- Instructions to follow
Say how many lines contain the word "JSON" and give no other text.

**** Data section

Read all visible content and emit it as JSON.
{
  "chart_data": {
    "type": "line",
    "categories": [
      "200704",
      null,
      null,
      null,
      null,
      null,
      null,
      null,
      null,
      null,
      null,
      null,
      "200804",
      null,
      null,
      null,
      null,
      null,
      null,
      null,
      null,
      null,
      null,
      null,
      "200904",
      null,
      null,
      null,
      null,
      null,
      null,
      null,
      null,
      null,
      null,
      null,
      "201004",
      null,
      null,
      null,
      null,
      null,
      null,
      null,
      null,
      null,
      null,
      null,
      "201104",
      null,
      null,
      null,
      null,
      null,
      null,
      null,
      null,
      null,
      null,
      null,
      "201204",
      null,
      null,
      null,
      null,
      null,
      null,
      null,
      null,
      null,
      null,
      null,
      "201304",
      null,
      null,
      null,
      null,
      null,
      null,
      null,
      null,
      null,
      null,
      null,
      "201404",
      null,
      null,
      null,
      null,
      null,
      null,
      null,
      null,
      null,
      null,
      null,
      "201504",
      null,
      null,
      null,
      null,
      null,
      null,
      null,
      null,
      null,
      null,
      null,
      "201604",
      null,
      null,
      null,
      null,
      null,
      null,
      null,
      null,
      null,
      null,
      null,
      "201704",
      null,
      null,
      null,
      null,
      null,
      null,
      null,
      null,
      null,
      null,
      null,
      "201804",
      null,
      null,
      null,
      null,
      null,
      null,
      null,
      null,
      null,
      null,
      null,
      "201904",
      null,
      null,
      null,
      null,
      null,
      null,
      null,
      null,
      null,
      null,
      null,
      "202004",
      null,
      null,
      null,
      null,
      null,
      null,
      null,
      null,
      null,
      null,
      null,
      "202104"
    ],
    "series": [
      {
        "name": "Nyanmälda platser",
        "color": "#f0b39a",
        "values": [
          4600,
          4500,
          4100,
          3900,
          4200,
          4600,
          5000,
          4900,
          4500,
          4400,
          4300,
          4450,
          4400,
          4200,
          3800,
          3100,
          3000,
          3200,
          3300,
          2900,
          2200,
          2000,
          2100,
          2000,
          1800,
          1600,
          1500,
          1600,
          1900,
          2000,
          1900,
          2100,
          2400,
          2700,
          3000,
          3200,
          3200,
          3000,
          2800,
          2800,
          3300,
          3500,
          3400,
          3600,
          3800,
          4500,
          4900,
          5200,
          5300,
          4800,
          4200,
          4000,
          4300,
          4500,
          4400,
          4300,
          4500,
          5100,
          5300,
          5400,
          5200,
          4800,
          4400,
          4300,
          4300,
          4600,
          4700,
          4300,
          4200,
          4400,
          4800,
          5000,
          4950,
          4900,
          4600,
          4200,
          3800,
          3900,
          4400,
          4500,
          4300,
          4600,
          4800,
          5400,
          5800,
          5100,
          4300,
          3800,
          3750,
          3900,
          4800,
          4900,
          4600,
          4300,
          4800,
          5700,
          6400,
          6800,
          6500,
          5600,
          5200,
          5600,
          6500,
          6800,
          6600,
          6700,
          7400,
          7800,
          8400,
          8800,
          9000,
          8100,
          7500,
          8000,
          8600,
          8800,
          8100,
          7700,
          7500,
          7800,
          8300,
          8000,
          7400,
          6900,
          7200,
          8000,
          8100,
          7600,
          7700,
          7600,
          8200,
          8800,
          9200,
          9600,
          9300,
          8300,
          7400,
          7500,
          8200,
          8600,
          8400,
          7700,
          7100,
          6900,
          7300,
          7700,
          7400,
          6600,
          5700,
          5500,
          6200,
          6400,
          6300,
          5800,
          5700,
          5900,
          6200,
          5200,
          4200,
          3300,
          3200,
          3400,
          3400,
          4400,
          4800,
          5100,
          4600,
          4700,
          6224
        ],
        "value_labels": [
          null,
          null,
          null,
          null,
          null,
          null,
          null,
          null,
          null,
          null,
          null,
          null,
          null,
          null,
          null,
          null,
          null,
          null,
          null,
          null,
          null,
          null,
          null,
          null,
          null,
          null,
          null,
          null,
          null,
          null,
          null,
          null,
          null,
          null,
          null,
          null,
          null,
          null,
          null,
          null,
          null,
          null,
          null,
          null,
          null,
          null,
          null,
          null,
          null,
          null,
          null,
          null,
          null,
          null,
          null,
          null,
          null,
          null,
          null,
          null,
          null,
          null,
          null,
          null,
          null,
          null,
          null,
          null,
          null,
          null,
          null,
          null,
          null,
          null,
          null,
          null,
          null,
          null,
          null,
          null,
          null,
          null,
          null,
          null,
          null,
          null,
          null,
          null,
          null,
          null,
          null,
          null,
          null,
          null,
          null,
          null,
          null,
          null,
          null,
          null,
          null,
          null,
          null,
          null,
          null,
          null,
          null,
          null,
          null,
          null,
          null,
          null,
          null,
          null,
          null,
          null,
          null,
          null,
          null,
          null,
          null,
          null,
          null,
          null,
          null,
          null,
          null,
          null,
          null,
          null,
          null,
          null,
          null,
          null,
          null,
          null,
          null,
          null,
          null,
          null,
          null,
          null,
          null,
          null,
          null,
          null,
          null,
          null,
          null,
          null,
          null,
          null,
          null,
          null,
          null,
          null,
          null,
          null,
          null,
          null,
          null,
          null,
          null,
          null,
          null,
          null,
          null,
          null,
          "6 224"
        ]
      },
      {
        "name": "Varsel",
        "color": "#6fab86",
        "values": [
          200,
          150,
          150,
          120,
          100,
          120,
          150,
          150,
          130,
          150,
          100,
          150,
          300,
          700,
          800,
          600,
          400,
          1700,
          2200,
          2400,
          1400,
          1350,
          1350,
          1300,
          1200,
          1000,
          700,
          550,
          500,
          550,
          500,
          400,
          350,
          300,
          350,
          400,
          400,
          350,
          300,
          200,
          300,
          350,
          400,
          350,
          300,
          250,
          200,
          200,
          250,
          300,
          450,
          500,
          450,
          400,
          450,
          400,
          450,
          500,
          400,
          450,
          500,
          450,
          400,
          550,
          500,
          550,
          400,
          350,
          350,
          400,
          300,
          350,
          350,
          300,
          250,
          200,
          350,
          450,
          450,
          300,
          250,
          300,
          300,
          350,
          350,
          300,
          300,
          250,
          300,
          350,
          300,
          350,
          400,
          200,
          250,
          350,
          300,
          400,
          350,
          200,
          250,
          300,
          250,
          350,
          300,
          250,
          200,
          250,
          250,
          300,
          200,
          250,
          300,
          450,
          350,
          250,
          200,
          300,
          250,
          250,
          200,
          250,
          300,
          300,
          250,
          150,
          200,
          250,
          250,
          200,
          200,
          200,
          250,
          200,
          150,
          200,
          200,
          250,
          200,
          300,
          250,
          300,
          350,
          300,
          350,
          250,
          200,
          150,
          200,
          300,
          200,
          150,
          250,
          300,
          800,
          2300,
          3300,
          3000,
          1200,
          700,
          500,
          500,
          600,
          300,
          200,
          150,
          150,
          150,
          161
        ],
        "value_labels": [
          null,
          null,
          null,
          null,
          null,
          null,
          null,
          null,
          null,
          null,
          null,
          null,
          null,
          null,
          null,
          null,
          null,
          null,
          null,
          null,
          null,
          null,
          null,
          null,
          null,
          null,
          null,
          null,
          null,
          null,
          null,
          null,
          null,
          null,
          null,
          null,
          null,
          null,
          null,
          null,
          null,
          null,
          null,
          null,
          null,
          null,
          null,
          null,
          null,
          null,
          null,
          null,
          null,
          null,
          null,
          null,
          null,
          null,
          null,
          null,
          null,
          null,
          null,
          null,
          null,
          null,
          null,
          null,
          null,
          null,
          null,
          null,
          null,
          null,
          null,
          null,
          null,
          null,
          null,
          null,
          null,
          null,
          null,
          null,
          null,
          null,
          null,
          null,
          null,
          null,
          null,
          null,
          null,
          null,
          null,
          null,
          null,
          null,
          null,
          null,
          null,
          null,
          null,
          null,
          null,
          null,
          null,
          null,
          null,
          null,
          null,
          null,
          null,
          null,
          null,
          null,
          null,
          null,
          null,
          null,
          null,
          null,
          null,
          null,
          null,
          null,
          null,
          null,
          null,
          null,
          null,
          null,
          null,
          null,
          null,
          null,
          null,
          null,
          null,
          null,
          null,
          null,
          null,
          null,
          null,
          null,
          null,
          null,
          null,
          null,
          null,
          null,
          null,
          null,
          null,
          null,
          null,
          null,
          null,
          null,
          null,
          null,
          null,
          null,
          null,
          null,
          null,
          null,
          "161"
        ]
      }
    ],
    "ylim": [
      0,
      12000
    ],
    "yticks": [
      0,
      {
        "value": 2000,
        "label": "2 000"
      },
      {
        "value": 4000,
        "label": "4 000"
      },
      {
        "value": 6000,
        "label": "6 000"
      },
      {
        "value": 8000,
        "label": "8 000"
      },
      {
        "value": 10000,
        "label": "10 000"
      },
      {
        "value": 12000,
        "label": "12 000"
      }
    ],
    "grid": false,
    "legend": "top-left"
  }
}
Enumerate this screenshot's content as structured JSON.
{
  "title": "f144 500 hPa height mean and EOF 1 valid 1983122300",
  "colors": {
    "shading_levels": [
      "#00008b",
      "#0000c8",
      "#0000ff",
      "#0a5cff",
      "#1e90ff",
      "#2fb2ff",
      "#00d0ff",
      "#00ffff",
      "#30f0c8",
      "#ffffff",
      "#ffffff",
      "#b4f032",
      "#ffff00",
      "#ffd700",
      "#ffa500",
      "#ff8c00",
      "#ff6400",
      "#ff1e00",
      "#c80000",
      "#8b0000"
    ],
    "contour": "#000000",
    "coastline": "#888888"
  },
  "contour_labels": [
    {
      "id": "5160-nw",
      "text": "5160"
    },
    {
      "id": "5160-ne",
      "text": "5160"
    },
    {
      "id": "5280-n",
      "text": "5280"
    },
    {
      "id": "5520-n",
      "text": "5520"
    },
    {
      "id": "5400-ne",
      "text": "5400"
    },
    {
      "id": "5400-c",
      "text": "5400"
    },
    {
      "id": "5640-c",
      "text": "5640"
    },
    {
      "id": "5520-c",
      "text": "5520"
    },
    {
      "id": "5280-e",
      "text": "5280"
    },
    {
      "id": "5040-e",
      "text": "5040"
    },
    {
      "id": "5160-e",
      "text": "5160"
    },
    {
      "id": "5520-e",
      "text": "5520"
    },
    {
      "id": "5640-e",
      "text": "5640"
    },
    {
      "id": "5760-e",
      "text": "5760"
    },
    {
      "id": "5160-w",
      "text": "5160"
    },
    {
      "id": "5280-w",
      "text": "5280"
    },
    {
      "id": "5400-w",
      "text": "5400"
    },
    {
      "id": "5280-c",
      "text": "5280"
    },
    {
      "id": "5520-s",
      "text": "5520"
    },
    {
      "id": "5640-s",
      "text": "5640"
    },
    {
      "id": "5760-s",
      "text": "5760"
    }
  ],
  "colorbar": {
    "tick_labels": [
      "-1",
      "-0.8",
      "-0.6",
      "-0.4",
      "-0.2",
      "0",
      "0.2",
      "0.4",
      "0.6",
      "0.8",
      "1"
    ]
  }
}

********

- Written solution
2